◆ TASK GOAL
Restate the complete material exactly.

((

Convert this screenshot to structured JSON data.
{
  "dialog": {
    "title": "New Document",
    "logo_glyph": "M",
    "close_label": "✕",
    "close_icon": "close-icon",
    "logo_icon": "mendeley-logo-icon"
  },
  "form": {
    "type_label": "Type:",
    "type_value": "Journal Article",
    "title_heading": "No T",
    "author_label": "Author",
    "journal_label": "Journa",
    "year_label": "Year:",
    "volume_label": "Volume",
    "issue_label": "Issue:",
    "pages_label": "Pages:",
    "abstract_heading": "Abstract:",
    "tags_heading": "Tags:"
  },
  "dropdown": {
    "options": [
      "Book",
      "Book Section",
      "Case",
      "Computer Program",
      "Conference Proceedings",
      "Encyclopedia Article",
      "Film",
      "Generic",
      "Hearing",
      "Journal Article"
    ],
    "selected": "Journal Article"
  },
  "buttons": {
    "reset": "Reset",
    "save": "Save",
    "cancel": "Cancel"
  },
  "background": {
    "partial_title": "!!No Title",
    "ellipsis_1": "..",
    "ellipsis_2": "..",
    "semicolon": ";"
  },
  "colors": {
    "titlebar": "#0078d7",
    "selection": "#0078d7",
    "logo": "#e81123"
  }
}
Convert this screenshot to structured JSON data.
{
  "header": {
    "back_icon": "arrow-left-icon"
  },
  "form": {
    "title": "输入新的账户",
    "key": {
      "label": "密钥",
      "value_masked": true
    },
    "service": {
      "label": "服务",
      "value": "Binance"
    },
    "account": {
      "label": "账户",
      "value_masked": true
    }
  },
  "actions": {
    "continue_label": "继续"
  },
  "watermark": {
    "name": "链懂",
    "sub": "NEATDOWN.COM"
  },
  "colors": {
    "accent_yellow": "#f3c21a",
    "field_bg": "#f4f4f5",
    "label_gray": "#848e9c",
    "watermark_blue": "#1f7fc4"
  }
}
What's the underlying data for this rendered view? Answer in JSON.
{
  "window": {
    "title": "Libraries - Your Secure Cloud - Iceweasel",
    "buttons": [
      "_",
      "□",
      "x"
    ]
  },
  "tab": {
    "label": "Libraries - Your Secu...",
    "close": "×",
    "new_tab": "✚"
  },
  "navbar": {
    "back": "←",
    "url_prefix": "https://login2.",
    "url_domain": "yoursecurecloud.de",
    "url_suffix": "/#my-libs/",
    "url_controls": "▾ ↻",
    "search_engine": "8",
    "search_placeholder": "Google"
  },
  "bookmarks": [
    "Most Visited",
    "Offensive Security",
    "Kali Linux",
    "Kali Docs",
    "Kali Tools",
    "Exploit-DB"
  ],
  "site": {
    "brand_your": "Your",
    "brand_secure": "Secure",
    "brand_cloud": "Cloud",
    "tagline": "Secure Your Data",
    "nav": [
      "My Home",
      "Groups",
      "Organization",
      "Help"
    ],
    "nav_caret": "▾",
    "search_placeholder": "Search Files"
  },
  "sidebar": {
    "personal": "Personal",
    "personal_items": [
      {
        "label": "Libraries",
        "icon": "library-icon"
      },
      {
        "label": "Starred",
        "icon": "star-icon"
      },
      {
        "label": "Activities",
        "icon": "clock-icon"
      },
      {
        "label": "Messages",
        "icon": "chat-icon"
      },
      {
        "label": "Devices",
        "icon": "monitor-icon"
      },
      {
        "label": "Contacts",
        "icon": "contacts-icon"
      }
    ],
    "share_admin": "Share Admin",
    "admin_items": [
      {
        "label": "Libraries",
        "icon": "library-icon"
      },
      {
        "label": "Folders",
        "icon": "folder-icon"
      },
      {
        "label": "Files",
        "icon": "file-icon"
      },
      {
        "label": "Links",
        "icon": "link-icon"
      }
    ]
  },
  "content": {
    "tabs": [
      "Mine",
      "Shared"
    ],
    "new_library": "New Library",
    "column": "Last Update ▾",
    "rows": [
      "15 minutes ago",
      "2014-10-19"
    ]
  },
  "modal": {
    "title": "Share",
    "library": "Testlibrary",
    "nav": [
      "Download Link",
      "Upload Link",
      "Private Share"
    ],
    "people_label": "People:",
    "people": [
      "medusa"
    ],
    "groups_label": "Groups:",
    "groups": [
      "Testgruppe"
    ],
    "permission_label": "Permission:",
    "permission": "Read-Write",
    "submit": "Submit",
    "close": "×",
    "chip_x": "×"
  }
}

))

◆ FINISHED EXERCISE
Convert this screenshot to structured JSON data.
{
  "dialog": {
    "title": "New Document",
    "logo_glyph": "M",
    "close_label": "✕",
    "close_icon": "close-icon",
    "logo_icon": "mendeley-logo-icon"
  },
  "form": {
    "type_label": "Type:",
    "type_value": "Journal Article",
    "title_heading": "No T",
    "author_label": "Author",
    "journal_label": "Journa",
    "year_label": "Year:",
    "volume_label": "Volume",
    "issue_label": "Issue:",
    "pages_label": "Pages:",
    "abstract_heading": "Abstract:",
    "tags_heading": "Tags:"
  },
  "dropdown": {
    "options": [
      "Book",
      "Book Section",
      "Case",
      "Computer Program",
      "Conference Proceedings",
      "Encyclopedia Article",
      "Film",
      "Generic",
      "Hearing",
      "Journal Article"
    ],
    "selected": "Journal Article"
  },
  "buttons": {
    "reset": "Reset",
    "save": "Save",
    "cancel": "Cancel"
  },
  "background": {
    "partial_title": "!!No Title",
    "ellipsis_1": "..",
    "ellipsis_2": "..",
    "semicolon": ";"
  },
  "colors": {
    "titlebar": "#0078d7",
    "selection": "#0078d7",
    "logo": "#e81123"
  }
}
Convert this screenshot to structured JSON data.
{
  "header": {
    "back_icon": "arrow-left-icon"
  },
  "form": {
    "title": "输入新的账户",
    "key": {
      "label": "密钥",
      "value_masked": true
    },
    "service": {
      "label": "服务",
      "value": "Binance"
    },
    "account": {
      "label": "账户",
      "value_masked": true
    }
  },
  "actions": {
    "continue_label": "继续"
  },
  "watermark": {
    "name": "链懂",
    "sub": "NEATDOWN.COM"
  },
  "colors": {
    "accent_yellow": "#f3c21a",
    "field_bg": "#f4f4f5",
    "label_gray": "#848e9c",
    "watermark_blue": "#1f7fc4"
  }
}
What's the underlying data for this rendered view? Answer in JSON.
{
  "window": {
    "title": "Libraries - Your Secure Cloud - Iceweasel",
    "buttons": [
      "_",
      "□",
      "x"
    ]
  },
  "tab": {
    "label": "Libraries - Your Secu...",
    "close": "×",
    "new_tab": "✚"
  },
  "navbar": {
    "back": "←",
    "url_prefix": "https://login2.",
    "url_domain": "yoursecurecloud.de",
    "url_suffix": "/#my-libs/",
    "url_controls": "▾ ↻",
    "search_engine": "8",
    "search_placeholder": "Google"
  },
  "bookmarks": [
    "Most Visited",
    "Offensive Security",
    "Kali Linux",
    "Kali Docs",
    "Kali Tools",
    "Exploit-DB"
  ],
  "site": {
    "brand_your": "Your",
    "brand_secure": "Secure",
    "brand_cloud": "Cloud",
    "tagline": "Secure Your Data",
    "nav": [
      "My Home",
      "Groups",
      "Organization",
      "Help"
    ],
    "nav_caret": "▾",
    "search_placeholder": "Search Files"
  },
  "sidebar": {
    "personal": "Personal",
    "personal_items": [
      {
        "label": "Libraries",
        "icon": "library-icon"
      },
      {
        "label": "Starred",
        "icon": "star-icon"
      },
      {
        "label": "Activities",
        "icon": "clock-icon"
      },
      {
        "label": "Messages",
        "icon": "chat-icon"
      },
      {
        "label": "Devices",
        "icon": "monitor-icon"
      },
      {
        "label": "Contacts",
        "icon": "contacts-icon"
      }
    ],
    "share_admin": "Share Admin",
    "admin_items": [
      {
        "label": "Libraries",
        "icon": "library-icon"
      },
      {
        "label": "Folders",
        "icon": "folder-icon"
      },
      {
        "label": "Files",
        "icon": "file-icon"
      },
      {
        "label": "Links",
        "icon": "link-icon"
      }
    ]
  },
  "content": {
    "tabs": [
      "Mine",
      "Shared"
    ],
    "new_library": "New Library",
    "column": "Last Update ▾",
    "rows": [
      "15 minutes ago",
      "2014-10-19"
    ]
  },
  "modal": {
    "title": "Share",
    "library": "Testlibrary",
    "nav": [
      "Download Link",
      "Upload Link",
      "Private Share"
    ],
    "people_label": "People:",
    "people": [
      "medusa"
    ],
    "groups_label": "Groups:",
    "groups": [
      "Testgruppe"
    ],
    "permission_label": "Permission:",
    "permission": "Read-Write",
    "submit": "Submit",
    "close": "×",
    "chip_x": "×"
  }
}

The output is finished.